◆ **Exercise description**
All lines featuring the string "Genentech" are to be listed.

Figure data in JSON

▬▬▬▬▬▬

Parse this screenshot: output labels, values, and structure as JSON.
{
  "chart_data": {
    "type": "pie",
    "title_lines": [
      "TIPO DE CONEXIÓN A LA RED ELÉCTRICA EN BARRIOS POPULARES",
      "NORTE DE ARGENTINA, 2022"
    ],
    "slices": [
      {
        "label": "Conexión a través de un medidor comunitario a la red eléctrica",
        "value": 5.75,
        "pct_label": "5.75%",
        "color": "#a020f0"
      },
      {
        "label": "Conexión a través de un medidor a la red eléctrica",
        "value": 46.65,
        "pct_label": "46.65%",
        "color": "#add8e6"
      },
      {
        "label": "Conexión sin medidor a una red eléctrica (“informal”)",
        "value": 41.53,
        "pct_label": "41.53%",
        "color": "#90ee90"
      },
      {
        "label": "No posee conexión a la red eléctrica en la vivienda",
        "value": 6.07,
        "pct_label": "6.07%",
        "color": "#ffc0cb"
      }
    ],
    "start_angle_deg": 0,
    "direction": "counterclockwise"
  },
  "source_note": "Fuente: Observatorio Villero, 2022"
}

▬▬▬▬▬▬

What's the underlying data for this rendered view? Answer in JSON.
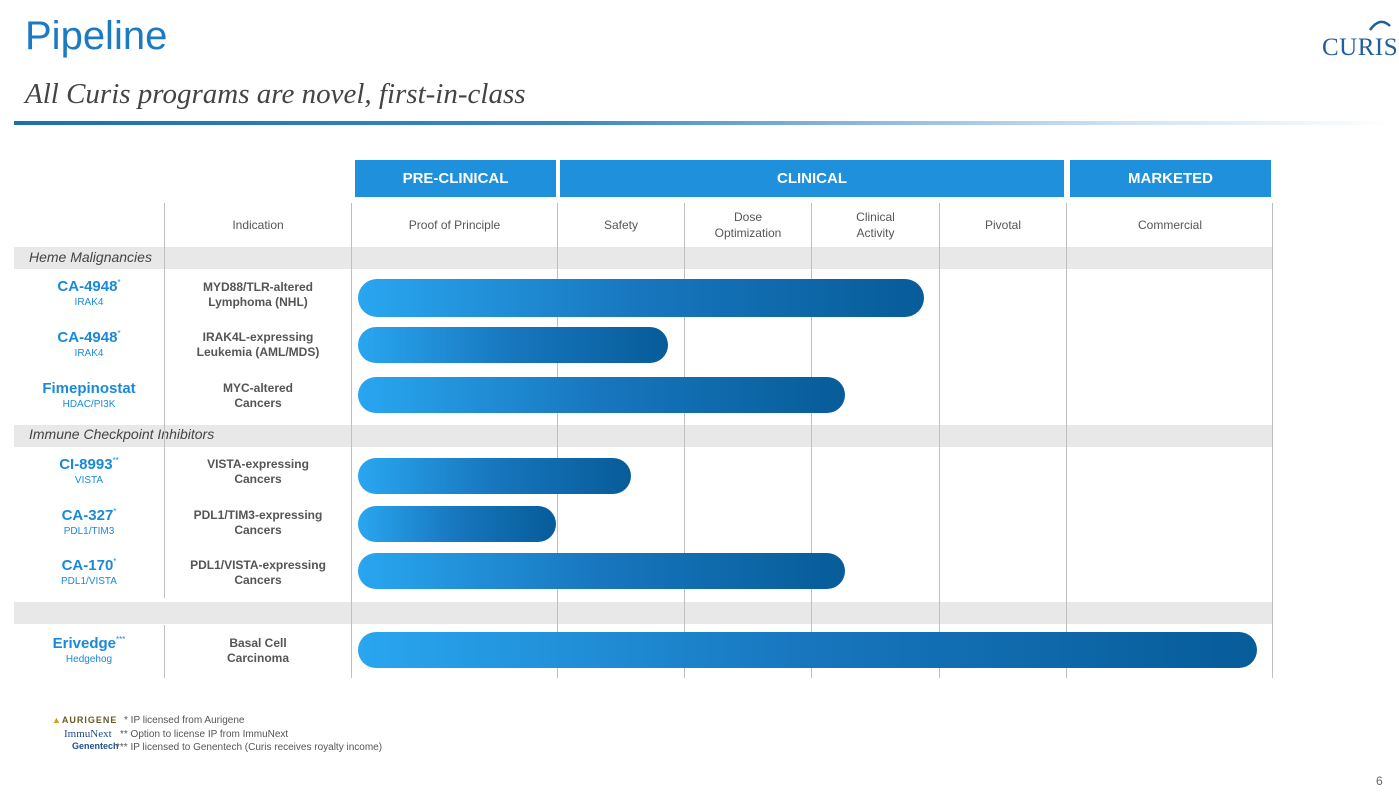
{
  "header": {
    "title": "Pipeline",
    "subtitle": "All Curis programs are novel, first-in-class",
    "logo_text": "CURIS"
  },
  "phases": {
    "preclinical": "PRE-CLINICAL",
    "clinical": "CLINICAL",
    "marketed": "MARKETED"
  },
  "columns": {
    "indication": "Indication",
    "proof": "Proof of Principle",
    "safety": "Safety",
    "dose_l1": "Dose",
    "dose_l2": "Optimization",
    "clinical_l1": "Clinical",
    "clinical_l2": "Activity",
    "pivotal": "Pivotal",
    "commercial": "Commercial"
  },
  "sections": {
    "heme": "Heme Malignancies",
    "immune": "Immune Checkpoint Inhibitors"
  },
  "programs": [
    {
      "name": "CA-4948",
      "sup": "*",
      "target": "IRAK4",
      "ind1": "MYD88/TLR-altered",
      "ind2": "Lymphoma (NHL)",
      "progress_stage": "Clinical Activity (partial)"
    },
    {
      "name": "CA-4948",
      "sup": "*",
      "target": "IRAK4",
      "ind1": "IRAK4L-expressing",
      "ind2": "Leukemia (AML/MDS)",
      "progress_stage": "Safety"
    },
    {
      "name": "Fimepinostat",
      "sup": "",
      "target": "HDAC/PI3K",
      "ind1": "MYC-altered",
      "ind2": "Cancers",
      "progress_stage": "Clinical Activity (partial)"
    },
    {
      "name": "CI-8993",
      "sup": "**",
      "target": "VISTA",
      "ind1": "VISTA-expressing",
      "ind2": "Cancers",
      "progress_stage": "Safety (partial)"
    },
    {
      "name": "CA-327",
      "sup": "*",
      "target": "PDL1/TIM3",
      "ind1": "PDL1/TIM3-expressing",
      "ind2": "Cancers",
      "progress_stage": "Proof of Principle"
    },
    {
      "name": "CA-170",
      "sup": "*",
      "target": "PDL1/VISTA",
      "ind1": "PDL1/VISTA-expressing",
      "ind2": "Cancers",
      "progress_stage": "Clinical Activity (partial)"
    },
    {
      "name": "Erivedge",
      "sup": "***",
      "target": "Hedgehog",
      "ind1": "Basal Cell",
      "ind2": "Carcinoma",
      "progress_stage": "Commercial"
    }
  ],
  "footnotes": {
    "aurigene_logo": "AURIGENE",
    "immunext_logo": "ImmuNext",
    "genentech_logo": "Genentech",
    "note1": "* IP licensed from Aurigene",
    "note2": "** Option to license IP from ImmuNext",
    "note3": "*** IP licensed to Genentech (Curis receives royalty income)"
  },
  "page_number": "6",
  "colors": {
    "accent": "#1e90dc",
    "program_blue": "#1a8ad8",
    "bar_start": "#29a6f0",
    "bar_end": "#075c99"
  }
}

▬▬▬▬▬▬

◆ **Result of the task**
    "genentech_logo": "Genentech",
    "note3": "*** IP licensed to Genentech (Curis receives royalty income)"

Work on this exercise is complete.